— WHAT THE TASK ASKS —
Your task is to repeat the entries word for word while leaving out the pictures.

(Stored data entries)
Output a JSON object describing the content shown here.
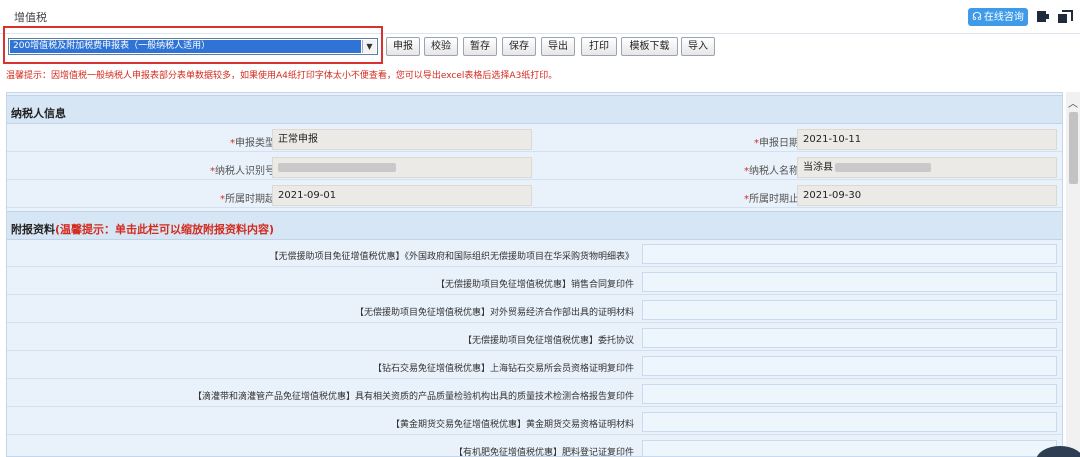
{
  "window": {
    "title": "增值税",
    "consult_label": "在线咨询"
  },
  "toolbar": {
    "report_select_value": "200增值税及附加税费申报表（一般纳税人适用）",
    "buttons": {
      "declare": "申报",
      "verify": "校验",
      "save_draft": "暂存",
      "save": "保存",
      "export": "导出",
      "print": "打印",
      "template_download": "模板下载",
      "import": "导入"
    }
  },
  "tip": "温馨提示：因增值税一般纳税人申报表部分表单数据较多，如果使用A4纸打印字体太小不便查看，您可以导出excel表格后选择A3纸打印。",
  "taxpayer_info": {
    "section_title": "纳税人信息",
    "required_mark": "*",
    "fields": {
      "declare_type": {
        "label": "申报类型",
        "value": "正常申报"
      },
      "declare_date": {
        "label": "申报日期",
        "value": "2021-10-11"
      },
      "taxpayer_id": {
        "label": "纳税人识别号",
        "value": ""
      },
      "taxpayer_name": {
        "label": "纳税人名称",
        "value": "当涂县"
      },
      "period_start": {
        "label": "所属时期起",
        "value": "2021-09-01"
      },
      "period_end": {
        "label": "所属时期止",
        "value": "2021-09-30"
      }
    }
  },
  "attachments": {
    "title": "附报资料",
    "note": "(温馨提示：单击此栏可以缩放附报资料内容)",
    "items": [
      "【无偿援助项目免征增值税优惠】《外国政府和国际组织无偿援助项目在华采购货物明细表》",
      "【无偿援助项目免征增值税优惠】销售合同复印件",
      "【无偿援助项目免征增值税优惠】对外贸易经济合作部出具的证明材料",
      "【无偿援助项目免征增值税优惠】委托协议",
      "【钻石交易免征增值税优惠】上海钻石交易所会员资格证明复印件",
      "【滴灌带和滴灌管产品免征增值税优惠】具有相关资质的产品质量检验机构出具的质量技术检测合格报告复印件",
      "【黄金期货交易免征增值税优惠】黄金期货交易资格证明材料",
      "【有机肥免征增值税优惠】肥料登记证复印件"
    ]
  }
}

— REPLY TO THE TASK —
Output a JSON object describing the content shown here.
{
  "window": {
    "title": "增值税",
    "consult_label": "在线咨询"
  },
  "toolbar": {
    "report_select_value": "200增值税及附加税费申报表（一般纳税人适用）",
    "buttons": {
      "declare": "申报",
      "verify": "校验",
      "save_draft": "暂存",
      "save": "保存",
      "export": "导出",
      "print": "打印",
      "template_download": "模板下载",
      "import": "导入"
    }
  },
  "tip": "温馨提示：因增值税一般纳税人申报表部分表单数据较多，如果使用A4纸打印字体太小不便查看，您可以导出excel表格后选择A3纸打印。",
  "taxpayer_info": {
    "section_title": "纳税人信息",
    "required_mark": "*",
    "fields": {
      "declare_type": {
        "label": "申报类型",
        "value": "正常申报"
      },
      "declare_date": {
        "label": "申报日期",
        "value": "2021-10-11"
      },
      "taxpayer_id": {
        "label": "纳税人识别号",
        "value": ""
      },
      "taxpayer_name": {
        "label": "纳税人名称",
        "value": "当涂县"
      },
      "period_start": {
        "label": "所属时期起",
        "value": "2021-09-01"
      },
      "period_end": {
        "label": "所属时期止",
        "value": "2021-09-30"
      }
    }
  },
  "attachments": {
    "title": "附报资料",
    "note": "(温馨提示：单击此栏可以缩放附报资料内容)",
    "items": [
      "【无偿援助项目免征增值税优惠】《外国政府和国际组织无偿援助项目在华采购货物明细表》",
      "【无偿援助项目免征增值税优惠】销售合同复印件",
      "【无偿援助项目免征增值税优惠】对外贸易经济合作部出具的证明材料",
      "【无偿援助项目免征增值税优惠】委托协议",
      "【钻石交易免征增值税优惠】上海钻石交易所会员资格证明复印件",
      "【滴灌带和滴灌管产品免征增值税优惠】具有相关资质的产品质量检验机构出具的质量技术检测合格报告复印件",
      "【黄金期货交易免征增值税优惠】黄金期货交易资格证明材料",
      "【有机肥免征增值税优惠】肥料登记证复印件"
    ]
  }
}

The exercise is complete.